DATA RECORDS =
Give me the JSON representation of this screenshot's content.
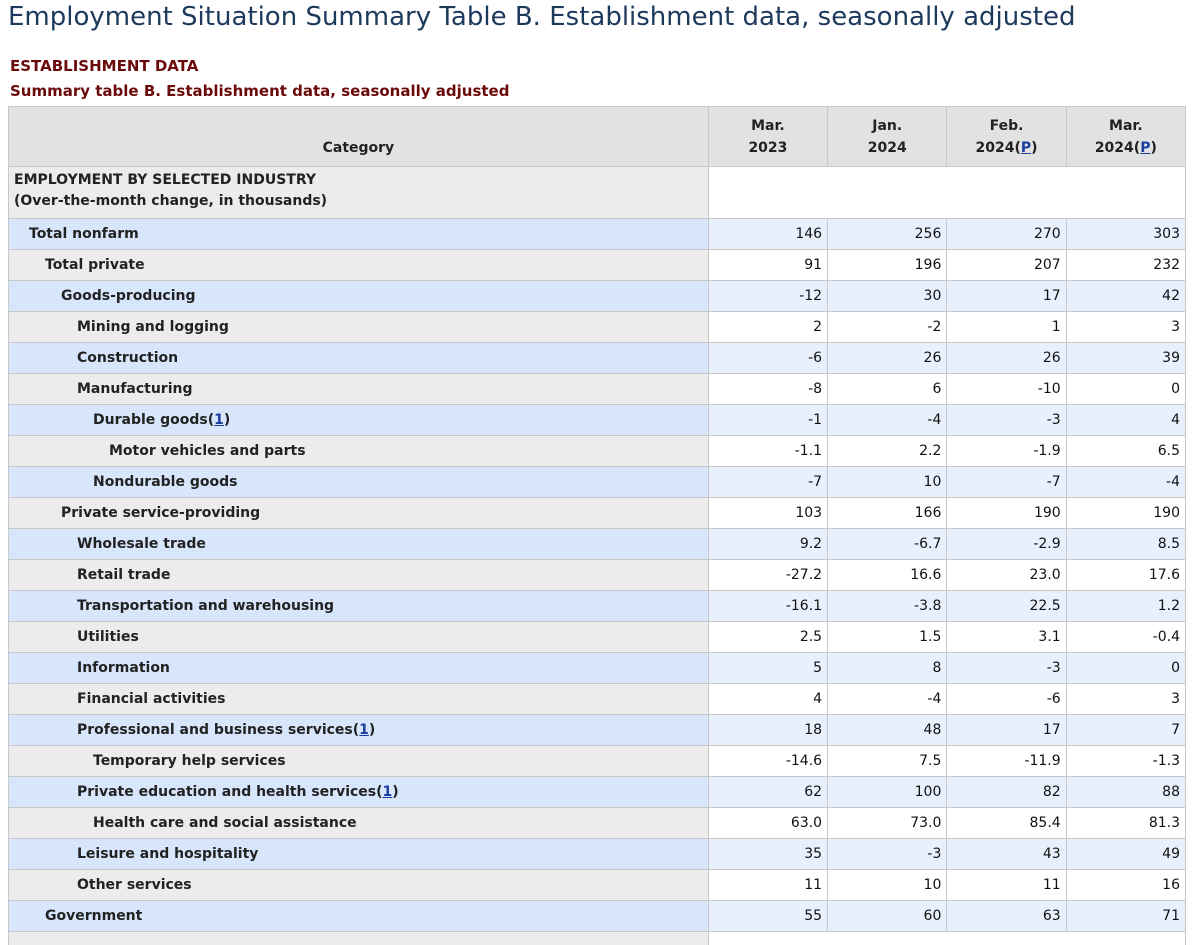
{
  "page": {
    "title": "Employment Situation Summary Table B. Establishment data, seasonally adjusted",
    "section_heading": "ESTABLISHMENT DATA",
    "table_caption": "Summary table B. Establishment data, seasonally adjusted"
  },
  "table": {
    "headers": {
      "category": "Category",
      "columns": [
        {
          "line1": "Mar.",
          "line2": "2023",
          "note": ""
        },
        {
          "line1": "Jan.",
          "line2": "2024",
          "note": ""
        },
        {
          "line1": "Feb.",
          "line2": "2024(",
          "note": "P",
          "close": ")"
        },
        {
          "line1": "Mar.",
          "line2": "2024(",
          "note": "P",
          "close": ")"
        }
      ]
    },
    "section": {
      "line1": "EMPLOYMENT BY SELECTED INDUSTRY",
      "line2": "(Over-the-month change, in thousands)"
    },
    "rows": [
      {
        "label": "Total nonfarm",
        "indent": 1,
        "values": [
          "146",
          "256",
          "270",
          "303"
        ]
      },
      {
        "label": "Total private",
        "indent": 2,
        "values": [
          "91",
          "196",
          "207",
          "232"
        ]
      },
      {
        "label": "Goods-producing",
        "indent": 3,
        "values": [
          "-12",
          "30",
          "17",
          "42"
        ]
      },
      {
        "label": "Mining and logging",
        "indent": 4,
        "values": [
          "2",
          "-2",
          "1",
          "3"
        ]
      },
      {
        "label": "Construction",
        "indent": 4,
        "values": [
          "-6",
          "26",
          "26",
          "39"
        ]
      },
      {
        "label": "Manufacturing",
        "indent": 4,
        "values": [
          "-8",
          "6",
          "-10",
          "0"
        ]
      },
      {
        "label": "Durable goods",
        "footnote": "1",
        "indent": 5,
        "values": [
          "-1",
          "-4",
          "-3",
          "4"
        ]
      },
      {
        "label": "Motor vehicles and parts",
        "indent": 6,
        "values": [
          "-1.1",
          "2.2",
          "-1.9",
          "6.5"
        ]
      },
      {
        "label": "Nondurable goods",
        "indent": 5,
        "values": [
          "-7",
          "10",
          "-7",
          "-4"
        ]
      },
      {
        "label": "Private service-providing",
        "indent": 3,
        "values": [
          "103",
          "166",
          "190",
          "190"
        ]
      },
      {
        "label": "Wholesale trade",
        "indent": 4,
        "values": [
          "9.2",
          "-6.7",
          "-2.9",
          "8.5"
        ]
      },
      {
        "label": "Retail trade",
        "indent": 4,
        "values": [
          "-27.2",
          "16.6",
          "23.0",
          "17.6"
        ]
      },
      {
        "label": "Transportation and warehousing",
        "indent": 4,
        "values": [
          "-16.1",
          "-3.8",
          "22.5",
          "1.2"
        ]
      },
      {
        "label": "Utilities",
        "indent": 4,
        "values": [
          "2.5",
          "1.5",
          "3.1",
          "-0.4"
        ]
      },
      {
        "label": "Information",
        "indent": 4,
        "values": [
          "5",
          "8",
          "-3",
          "0"
        ]
      },
      {
        "label": "Financial activities",
        "indent": 4,
        "values": [
          "4",
          "-4",
          "-6",
          "3"
        ]
      },
      {
        "label": "Professional and business services",
        "footnote": "1",
        "indent": 4,
        "values": [
          "18",
          "48",
          "17",
          "7"
        ]
      },
      {
        "label": "Temporary help services",
        "indent": 5,
        "values": [
          "-14.6",
          "7.5",
          "-11.9",
          "-1.3"
        ]
      },
      {
        "label": "Private education and health services",
        "footnote": "1",
        "indent": 4,
        "values": [
          "62",
          "100",
          "82",
          "88"
        ]
      },
      {
        "label": "Health care and social assistance",
        "indent": 5,
        "values": [
          "63.0",
          "73.0",
          "85.4",
          "81.3"
        ]
      },
      {
        "label": "Leisure and hospitality",
        "indent": 4,
        "values": [
          "35",
          "-3",
          "43",
          "49"
        ]
      },
      {
        "label": "Other services",
        "indent": 4,
        "values": [
          "11",
          "10",
          "11",
          "16"
        ]
      },
      {
        "label": "Government",
        "indent": 2,
        "values": [
          "55",
          "60",
          "63",
          "71"
        ]
      }
    ]
  }
}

EXERCISE TASK = Go through the entries above and output them exactly, without pictures.

EXERCISE SOLUTION =
Give me the JSON representation of this screenshot's content.
{
  "page": {
    "title": "Employment Situation Summary Table B. Establishment data, seasonally adjusted",
    "section_heading": "ESTABLISHMENT DATA",
    "table_caption": "Summary table B. Establishment data, seasonally adjusted"
  },
  "table": {
    "headers": {
      "category": "Category",
      "columns": [
        {
          "line1": "Mar.",
          "line2": "2023",
          "note": ""
        },
        {
          "line1": "Jan.",
          "line2": "2024",
          "note": ""
        },
        {
          "line1": "Feb.",
          "line2": "2024(",
          "note": "P",
          "close": ")"
        },
        {
          "line1": "Mar.",
          "line2": "2024(",
          "note": "P",
          "close": ")"
        }
      ]
    },
    "section": {
      "line1": "EMPLOYMENT BY SELECTED INDUSTRY",
      "line2": "(Over-the-month change, in thousands)"
    },
    "rows": [
      {
        "label": "Total nonfarm",
        "indent": 1,
        "values": [
          "146",
          "256",
          "270",
          "303"
        ]
      },
      {
        "label": "Total private",
        "indent": 2,
        "values": [
          "91",
          "196",
          "207",
          "232"
        ]
      },
      {
        "label": "Goods-producing",
        "indent": 3,
        "values": [
          "-12",
          "30",
          "17",
          "42"
        ]
      },
      {
        "label": "Mining and logging",
        "indent": 4,
        "values": [
          "2",
          "-2",
          "1",
          "3"
        ]
      },
      {
        "label": "Construction",
        "indent": 4,
        "values": [
          "-6",
          "26",
          "26",
          "39"
        ]
      },
      {
        "label": "Manufacturing",
        "indent": 4,
        "values": [
          "-8",
          "6",
          "-10",
          "0"
        ]
      },
      {
        "label": "Durable goods",
        "footnote": "1",
        "indent": 5,
        "values": [
          "-1",
          "-4",
          "-3",
          "4"
        ]
      },
      {
        "label": "Motor vehicles and parts",
        "indent": 6,
        "values": [
          "-1.1",
          "2.2",
          "-1.9",
          "6.5"
        ]
      },
      {
        "label": "Nondurable goods",
        "indent": 5,
        "values": [
          "-7",
          "10",
          "-7",
          "-4"
        ]
      },
      {
        "label": "Private service-providing",
        "indent": 3,
        "values": [
          "103",
          "166",
          "190",
          "190"
        ]
      },
      {
        "label": "Wholesale trade",
        "indent": 4,
        "values": [
          "9.2",
          "-6.7",
          "-2.9",
          "8.5"
        ]
      },
      {
        "label": "Retail trade",
        "indent": 4,
        "values": [
          "-27.2",
          "16.6",
          "23.0",
          "17.6"
        ]
      },
      {
        "label": "Transportation and warehousing",
        "indent": 4,
        "values": [
          "-16.1",
          "-3.8",
          "22.5",
          "1.2"
        ]
      },
      {
        "label": "Utilities",
        "indent": 4,
        "values": [
          "2.5",
          "1.5",
          "3.1",
          "-0.4"
        ]
      },
      {
        "label": "Information",
        "indent": 4,
        "values": [
          "5",
          "8",
          "-3",
          "0"
        ]
      },
      {
        "label": "Financial activities",
        "indent": 4,
        "values": [
          "4",
          "-4",
          "-6",
          "3"
        ]
      },
      {
        "label": "Professional and business services",
        "footnote": "1",
        "indent": 4,
        "values": [
          "18",
          "48",
          "17",
          "7"
        ]
      },
      {
        "label": "Temporary help services",
        "indent": 5,
        "values": [
          "-14.6",
          "7.5",
          "-11.9",
          "-1.3"
        ]
      },
      {
        "label": "Private education and health services",
        "footnote": "1",
        "indent": 4,
        "values": [
          "62",
          "100",
          "82",
          "88"
        ]
      },
      {
        "label": "Health care and social assistance",
        "indent": 5,
        "values": [
          "63.0",
          "73.0",
          "85.4",
          "81.3"
        ]
      },
      {
        "label": "Leisure and hospitality",
        "indent": 4,
        "values": [
          "35",
          "-3",
          "43",
          "49"
        ]
      },
      {
        "label": "Other services",
        "indent": 4,
        "values": [
          "11",
          "10",
          "11",
          "16"
        ]
      },
      {
        "label": "Government",
        "indent": 2,
        "values": [
          "55",
          "60",
          "63",
          "71"
        ]
      }
    ]
  }
}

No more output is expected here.